PROBLEM STATEMENT: Examine the entries below, count the lines holding the string "trend", and respond with the number only.
○ ○ ○
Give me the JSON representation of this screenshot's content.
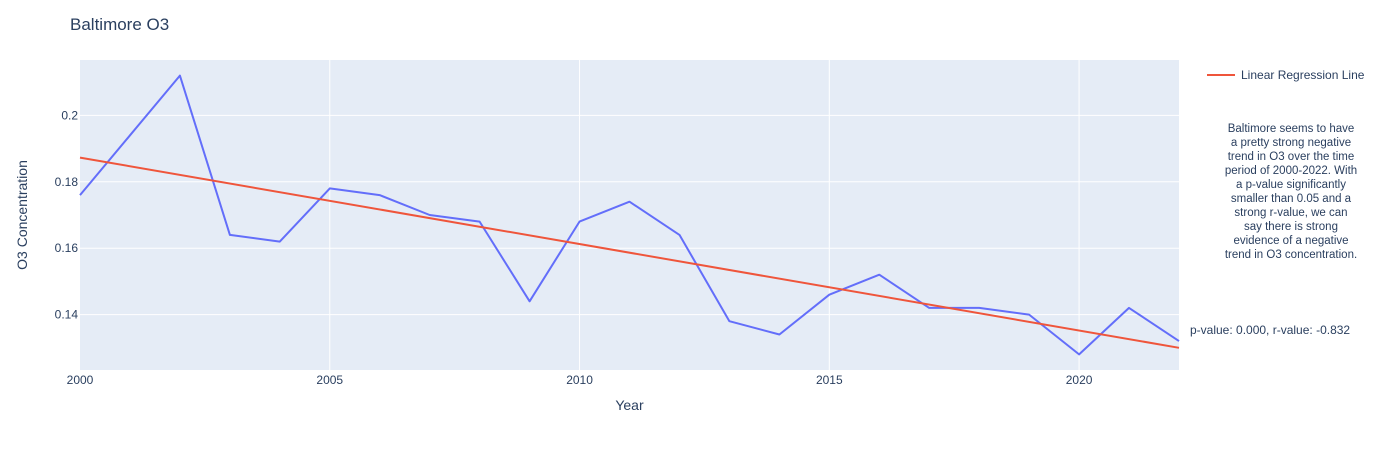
{
  "chart_data": {
    "type": "line",
    "title": "Baltimore O3",
    "xlabel": "Year",
    "ylabel": "O3 Concentration",
    "xlim": [
      2000,
      2022
    ],
    "ylim": [
      0.1233,
      0.2167
    ],
    "x_ticks": [
      2000,
      2005,
      2010,
      2015,
      2020
    ],
    "y_ticks": [
      0.14,
      0.16,
      0.18,
      0.2
    ],
    "y_tick_labels": [
      "0.14",
      "0.16",
      "0.18",
      "0.2"
    ],
    "grid": true,
    "legend_position": "top-right",
    "series": [
      {
        "kind": "observed",
        "color": "#636efa",
        "x": [
          2000,
          2001,
          2002,
          2003,
          2004,
          2005,
          2006,
          2007,
          2008,
          2009,
          2010,
          2011,
          2012,
          2013,
          2014,
          2015,
          2016,
          2017,
          2018,
          2019,
          2020,
          2021,
          2022
        ],
        "y": [
          0.176,
          0.194,
          0.212,
          0.164,
          0.162,
          0.178,
          0.176,
          0.17,
          0.168,
          0.144,
          0.168,
          0.174,
          0.164,
          0.138,
          0.134,
          0.146,
          0.152,
          0.142,
          0.142,
          0.14,
          0.128,
          0.142,
          0.132
        ]
      },
      {
        "kind": "regression",
        "name": "Linear Regression Line",
        "color": "#ef553b",
        "x": [
          2000,
          2022
        ],
        "y": [
          0.1873,
          0.13
        ]
      }
    ],
    "annotations": {
      "stats": "p-value: 0.000, r-value: -0.832",
      "note_lines": [
        "Baltimore seems to have",
        "a pretty strong negative",
        "trend in O3 over the time",
        "period of 2000-2022. With",
        "a p-value significantly",
        "smaller than 0.05 and a",
        "strong r-value, we can",
        "say there is strong",
        "evidence of a negative",
        "trend in O3 concentration."
      ]
    }
  },
  "colors": {
    "plot_background": "#e5ecf6",
    "grid": "#ffffff",
    "text": "#2a3f5f"
  }
}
○ ○ ○
OUTPUT BELOW: 2